EXTRACTED RECORDS:
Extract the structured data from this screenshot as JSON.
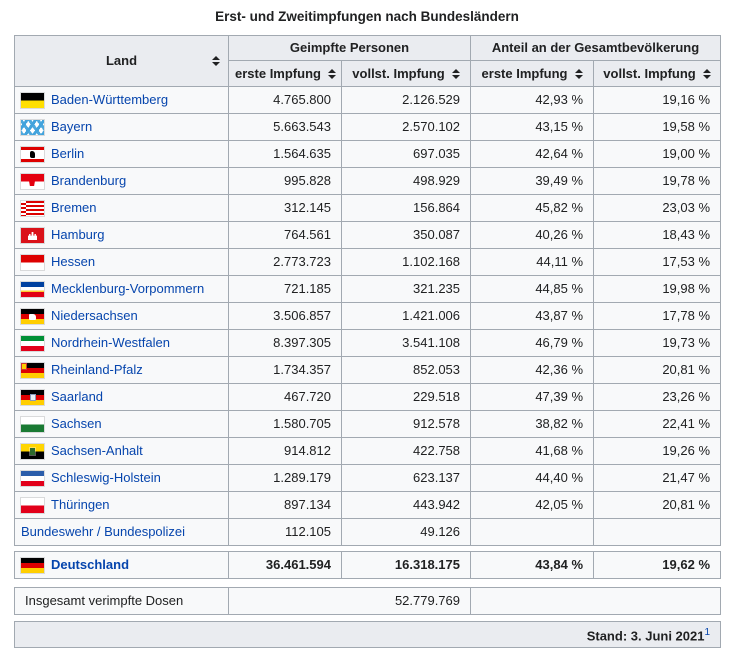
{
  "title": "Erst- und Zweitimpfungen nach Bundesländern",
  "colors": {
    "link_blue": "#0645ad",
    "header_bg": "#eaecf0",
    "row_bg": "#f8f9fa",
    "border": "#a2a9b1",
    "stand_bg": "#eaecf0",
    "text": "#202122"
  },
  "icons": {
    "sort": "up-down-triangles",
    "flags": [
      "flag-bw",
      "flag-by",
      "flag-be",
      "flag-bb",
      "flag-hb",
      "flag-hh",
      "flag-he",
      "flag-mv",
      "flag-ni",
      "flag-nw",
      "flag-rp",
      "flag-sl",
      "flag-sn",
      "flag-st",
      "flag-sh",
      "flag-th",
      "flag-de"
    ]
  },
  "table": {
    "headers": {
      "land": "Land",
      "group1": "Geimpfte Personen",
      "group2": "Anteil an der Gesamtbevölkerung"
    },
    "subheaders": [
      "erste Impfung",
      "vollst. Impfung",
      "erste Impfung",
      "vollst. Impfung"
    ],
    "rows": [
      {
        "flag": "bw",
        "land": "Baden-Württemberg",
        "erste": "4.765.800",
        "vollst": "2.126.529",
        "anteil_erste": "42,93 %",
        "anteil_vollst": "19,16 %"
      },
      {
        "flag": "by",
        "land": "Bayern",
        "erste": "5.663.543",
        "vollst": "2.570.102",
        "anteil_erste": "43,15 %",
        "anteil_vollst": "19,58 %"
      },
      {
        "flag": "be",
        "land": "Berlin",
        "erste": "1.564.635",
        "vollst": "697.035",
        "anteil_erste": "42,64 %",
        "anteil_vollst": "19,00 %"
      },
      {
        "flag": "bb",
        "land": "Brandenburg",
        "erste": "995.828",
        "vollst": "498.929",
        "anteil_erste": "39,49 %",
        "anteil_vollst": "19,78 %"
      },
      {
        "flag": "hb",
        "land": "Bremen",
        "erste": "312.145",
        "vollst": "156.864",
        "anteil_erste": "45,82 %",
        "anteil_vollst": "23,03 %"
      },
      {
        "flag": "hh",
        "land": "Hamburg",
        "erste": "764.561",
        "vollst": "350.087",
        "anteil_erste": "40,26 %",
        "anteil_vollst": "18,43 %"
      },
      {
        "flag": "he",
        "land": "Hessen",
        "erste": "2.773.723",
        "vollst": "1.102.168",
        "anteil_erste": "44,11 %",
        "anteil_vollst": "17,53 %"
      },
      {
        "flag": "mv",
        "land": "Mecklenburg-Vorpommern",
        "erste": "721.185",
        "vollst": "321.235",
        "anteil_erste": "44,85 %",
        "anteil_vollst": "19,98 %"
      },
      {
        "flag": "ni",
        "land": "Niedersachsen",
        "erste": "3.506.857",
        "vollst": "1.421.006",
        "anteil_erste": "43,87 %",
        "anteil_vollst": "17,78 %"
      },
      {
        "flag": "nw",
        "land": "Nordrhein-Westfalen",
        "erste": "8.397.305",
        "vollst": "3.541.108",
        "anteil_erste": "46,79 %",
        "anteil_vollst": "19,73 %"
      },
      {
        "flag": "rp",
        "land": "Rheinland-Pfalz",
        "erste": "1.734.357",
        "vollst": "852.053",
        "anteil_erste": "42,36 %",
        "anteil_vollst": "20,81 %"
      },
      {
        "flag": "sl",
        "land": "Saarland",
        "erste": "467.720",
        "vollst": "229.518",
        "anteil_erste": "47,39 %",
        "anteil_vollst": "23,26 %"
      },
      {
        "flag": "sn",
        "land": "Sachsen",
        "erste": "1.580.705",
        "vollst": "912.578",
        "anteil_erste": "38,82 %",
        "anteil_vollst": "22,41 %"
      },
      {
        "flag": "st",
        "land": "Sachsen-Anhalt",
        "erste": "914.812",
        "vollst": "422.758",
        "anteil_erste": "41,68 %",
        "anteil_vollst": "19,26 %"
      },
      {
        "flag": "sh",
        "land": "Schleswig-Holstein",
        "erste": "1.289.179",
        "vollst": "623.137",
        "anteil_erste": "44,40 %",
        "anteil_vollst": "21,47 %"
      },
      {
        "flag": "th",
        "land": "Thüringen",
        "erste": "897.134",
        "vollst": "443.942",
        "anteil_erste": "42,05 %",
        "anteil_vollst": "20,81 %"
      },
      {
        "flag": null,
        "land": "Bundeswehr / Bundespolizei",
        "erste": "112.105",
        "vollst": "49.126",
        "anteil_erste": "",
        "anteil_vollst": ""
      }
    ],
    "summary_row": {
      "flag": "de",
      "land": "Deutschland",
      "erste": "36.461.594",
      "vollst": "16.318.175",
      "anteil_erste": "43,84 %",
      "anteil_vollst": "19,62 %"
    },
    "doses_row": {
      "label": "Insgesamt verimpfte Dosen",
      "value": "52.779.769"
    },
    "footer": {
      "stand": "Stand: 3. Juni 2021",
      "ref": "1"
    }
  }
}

WHAT TO PRODUCE: Images must not appear in the copy; reproduce everything else in the records verbatim.

FINISHED TASK:
Extract the structured data from this screenshot as JSON.
{
  "title": "Erst- und Zweitimpfungen nach Bundesländern",
  "colors": {
    "link_blue": "#0645ad",
    "header_bg": "#eaecf0",
    "row_bg": "#f8f9fa",
    "border": "#a2a9b1",
    "stand_bg": "#eaecf0",
    "text": "#202122"
  },
  "icons": {
    "sort": "up-down-triangles",
    "flags": [
      "flag-bw",
      "flag-by",
      "flag-be",
      "flag-bb",
      "flag-hb",
      "flag-hh",
      "flag-he",
      "flag-mv",
      "flag-ni",
      "flag-nw",
      "flag-rp",
      "flag-sl",
      "flag-sn",
      "flag-st",
      "flag-sh",
      "flag-th",
      "flag-de"
    ]
  },
  "table": {
    "headers": {
      "land": "Land",
      "group1": "Geimpfte Personen",
      "group2": "Anteil an der Gesamtbevölkerung"
    },
    "subheaders": [
      "erste Impfung",
      "vollst. Impfung",
      "erste Impfung",
      "vollst. Impfung"
    ],
    "rows": [
      {
        "flag": "bw",
        "land": "Baden-Württemberg",
        "erste": "4.765.800",
        "vollst": "2.126.529",
        "anteil_erste": "42,93 %",
        "anteil_vollst": "19,16 %"
      },
      {
        "flag": "by",
        "land": "Bayern",
        "erste": "5.663.543",
        "vollst": "2.570.102",
        "anteil_erste": "43,15 %",
        "anteil_vollst": "19,58 %"
      },
      {
        "flag": "be",
        "land": "Berlin",
        "erste": "1.564.635",
        "vollst": "697.035",
        "anteil_erste": "42,64 %",
        "anteil_vollst": "19,00 %"
      },
      {
        "flag": "bb",
        "land": "Brandenburg",
        "erste": "995.828",
        "vollst": "498.929",
        "anteil_erste": "39,49 %",
        "anteil_vollst": "19,78 %"
      },
      {
        "flag": "hb",
        "land": "Bremen",
        "erste": "312.145",
        "vollst": "156.864",
        "anteil_erste": "45,82 %",
        "anteil_vollst": "23,03 %"
      },
      {
        "flag": "hh",
        "land": "Hamburg",
        "erste": "764.561",
        "vollst": "350.087",
        "anteil_erste": "40,26 %",
        "anteil_vollst": "18,43 %"
      },
      {
        "flag": "he",
        "land": "Hessen",
        "erste": "2.773.723",
        "vollst": "1.102.168",
        "anteil_erste": "44,11 %",
        "anteil_vollst": "17,53 %"
      },
      {
        "flag": "mv",
        "land": "Mecklenburg-Vorpommern",
        "erste": "721.185",
        "vollst": "321.235",
        "anteil_erste": "44,85 %",
        "anteil_vollst": "19,98 %"
      },
      {
        "flag": "ni",
        "land": "Niedersachsen",
        "erste": "3.506.857",
        "vollst": "1.421.006",
        "anteil_erste": "43,87 %",
        "anteil_vollst": "17,78 %"
      },
      {
        "flag": "nw",
        "land": "Nordrhein-Westfalen",
        "erste": "8.397.305",
        "vollst": "3.541.108",
        "anteil_erste": "46,79 %",
        "anteil_vollst": "19,73 %"
      },
      {
        "flag": "rp",
        "land": "Rheinland-Pfalz",
        "erste": "1.734.357",
        "vollst": "852.053",
        "anteil_erste": "42,36 %",
        "anteil_vollst": "20,81 %"
      },
      {
        "flag": "sl",
        "land": "Saarland",
        "erste": "467.720",
        "vollst": "229.518",
        "anteil_erste": "47,39 %",
        "anteil_vollst": "23,26 %"
      },
      {
        "flag": "sn",
        "land": "Sachsen",
        "erste": "1.580.705",
        "vollst": "912.578",
        "anteil_erste": "38,82 %",
        "anteil_vollst": "22,41 %"
      },
      {
        "flag": "st",
        "land": "Sachsen-Anhalt",
        "erste": "914.812",
        "vollst": "422.758",
        "anteil_erste": "41,68 %",
        "anteil_vollst": "19,26 %"
      },
      {
        "flag": "sh",
        "land": "Schleswig-Holstein",
        "erste": "1.289.179",
        "vollst": "623.137",
        "anteil_erste": "44,40 %",
        "anteil_vollst": "21,47 %"
      },
      {
        "flag": "th",
        "land": "Thüringen",
        "erste": "897.134",
        "vollst": "443.942",
        "anteil_erste": "42,05 %",
        "anteil_vollst": "20,81 %"
      },
      {
        "flag": null,
        "land": "Bundeswehr / Bundespolizei",
        "erste": "112.105",
        "vollst": "49.126",
        "anteil_erste": "",
        "anteil_vollst": ""
      }
    ],
    "summary_row": {
      "flag": "de",
      "land": "Deutschland",
      "erste": "36.461.594",
      "vollst": "16.318.175",
      "anteil_erste": "43,84 %",
      "anteil_vollst": "19,62 %"
    },
    "doses_row": {
      "label": "Insgesamt verimpfte Dosen",
      "value": "52.779.769"
    },
    "footer": {
      "stand": "Stand: 3. Juni 2021",
      "ref": "1"
    }
  }
}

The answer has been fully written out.